(Extracted data entries)
__________

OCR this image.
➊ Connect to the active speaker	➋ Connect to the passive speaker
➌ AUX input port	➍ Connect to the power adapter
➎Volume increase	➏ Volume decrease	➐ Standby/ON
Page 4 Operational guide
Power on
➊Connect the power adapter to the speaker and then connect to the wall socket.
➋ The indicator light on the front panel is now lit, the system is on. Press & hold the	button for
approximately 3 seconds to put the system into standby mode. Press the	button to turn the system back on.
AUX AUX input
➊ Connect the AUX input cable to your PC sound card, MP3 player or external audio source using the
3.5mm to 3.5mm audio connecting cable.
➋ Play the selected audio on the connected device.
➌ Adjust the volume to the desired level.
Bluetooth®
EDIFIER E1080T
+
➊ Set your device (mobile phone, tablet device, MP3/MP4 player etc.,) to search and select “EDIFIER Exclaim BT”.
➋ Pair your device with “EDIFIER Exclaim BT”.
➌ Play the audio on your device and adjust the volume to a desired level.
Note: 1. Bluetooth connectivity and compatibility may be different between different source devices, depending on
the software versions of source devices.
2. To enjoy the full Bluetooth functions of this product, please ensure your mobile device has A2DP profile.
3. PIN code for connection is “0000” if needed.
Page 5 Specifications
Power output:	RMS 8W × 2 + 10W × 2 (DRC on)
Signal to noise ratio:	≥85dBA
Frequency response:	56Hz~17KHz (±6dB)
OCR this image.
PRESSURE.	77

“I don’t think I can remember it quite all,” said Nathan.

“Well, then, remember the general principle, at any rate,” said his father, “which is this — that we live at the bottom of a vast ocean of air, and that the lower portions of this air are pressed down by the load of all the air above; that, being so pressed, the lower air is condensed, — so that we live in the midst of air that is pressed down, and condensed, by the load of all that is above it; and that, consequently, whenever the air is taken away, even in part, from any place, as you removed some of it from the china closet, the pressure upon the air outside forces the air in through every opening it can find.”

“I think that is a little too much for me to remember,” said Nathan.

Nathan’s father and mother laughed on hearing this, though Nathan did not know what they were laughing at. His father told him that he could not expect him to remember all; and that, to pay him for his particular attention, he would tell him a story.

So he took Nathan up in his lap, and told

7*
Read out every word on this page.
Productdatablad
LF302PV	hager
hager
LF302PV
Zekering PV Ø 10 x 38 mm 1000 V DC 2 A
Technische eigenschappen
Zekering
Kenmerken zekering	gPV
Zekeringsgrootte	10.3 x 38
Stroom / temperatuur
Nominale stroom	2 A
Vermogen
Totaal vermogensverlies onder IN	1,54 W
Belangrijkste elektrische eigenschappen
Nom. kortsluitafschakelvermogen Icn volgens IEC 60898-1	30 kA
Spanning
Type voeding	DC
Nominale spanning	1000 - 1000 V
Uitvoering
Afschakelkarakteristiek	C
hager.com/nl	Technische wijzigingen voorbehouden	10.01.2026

__________

** INSTRUCTIONS FOR THE TASK **
Take the listing above and set it down exactly.

** WRITTEN ANSWER **
OCR this image.
➊ Connect to the active speaker	➋ Connect to the passive speaker
➌ AUX input port	➍ Connect to the power adapter
➎Volume increase	➏ Volume decrease	➐ Standby/ON
Page 4 Operational guide
Power on
➊Connect the power adapter to the speaker and then connect to the wall socket.
➋ The indicator light on the front panel is now lit, the system is on. Press & hold the	button for
approximately 3 seconds to put the system into standby mode. Press the	button to turn the system back on.
AUX AUX input
➊ Connect the AUX input cable to your PC sound card, MP3 player or external audio source using the
3.5mm to 3.5mm audio connecting cable.
➋ Play the selected audio on the connected device.
➌ Adjust the volume to the desired level.
Bluetooth®
EDIFIER E1080T
+
➊ Set your device (mobile phone, tablet device, MP3/MP4 player etc.,) to search and select “EDIFIER Exclaim BT”.
➋ Pair your device with “EDIFIER Exclaim BT”.
➌ Play the audio on your device and adjust the volume to a desired level.
Note: 1. Bluetooth connectivity and compatibility may be different between different source devices, depending on
the software versions of source devices.
2. To enjoy the full Bluetooth functions of this product, please ensure your mobile device has A2DP profile.
3. PIN code for connection is “0000” if needed.
Page 5 Specifications
Power output:	RMS 8W × 2 + 10W × 2 (DRC on)
Signal to noise ratio:	≥85dBA
Frequency response:	56Hz~17KHz (±6dB)
OCR this image.
PRESSURE.	77

“I don’t think I can remember it quite all,” said Nathan.

“Well, then, remember the general principle, at any rate,” said his father, “which is this — that we live at the bottom of a vast ocean of air, and that the lower portions of this air are pressed down by the load of all the air above; that, being so pressed, the lower air is condensed, — so that we live in the midst of air that is pressed down, and condensed, by the load of all that is above it; and that, consequently, whenever the air is taken away, even in part, from any place, as you removed some of it from the china closet, the pressure upon the air outside forces the air in through every opening it can find.”

“I think that is a little too much for me to remember,” said Nathan.

Nathan’s father and mother laughed on hearing this, though Nathan did not know what they were laughing at. His father told him that he could not expect him to remember all; and that, to pay him for his particular attention, he would tell him a story.

So he took Nathan up in his lap, and told

7*
Read out every word on this page.
Productdatablad
LF302PV	hager
hager
LF302PV
Zekering PV Ø 10 x 38 mm 1000 V DC 2 A
Technische eigenschappen
Zekering
Kenmerken zekering	gPV
Zekeringsgrootte	10.3 x 38
Stroom / temperatuur
Nominale stroom	2 A
Vermogen
Totaal vermogensverlies onder IN	1,54 W
Belangrijkste elektrische eigenschappen
Nom. kortsluitafschakelvermogen Icn volgens IEC 60898-1	30 kA
Spanning
Type voeding	DC
Nominale spanning	1000 - 1000 V
Uitvoering
Afschakelkarakteristiek	C
hager.com/nl	Technische wijzigingen voorbehouden	10.01.2026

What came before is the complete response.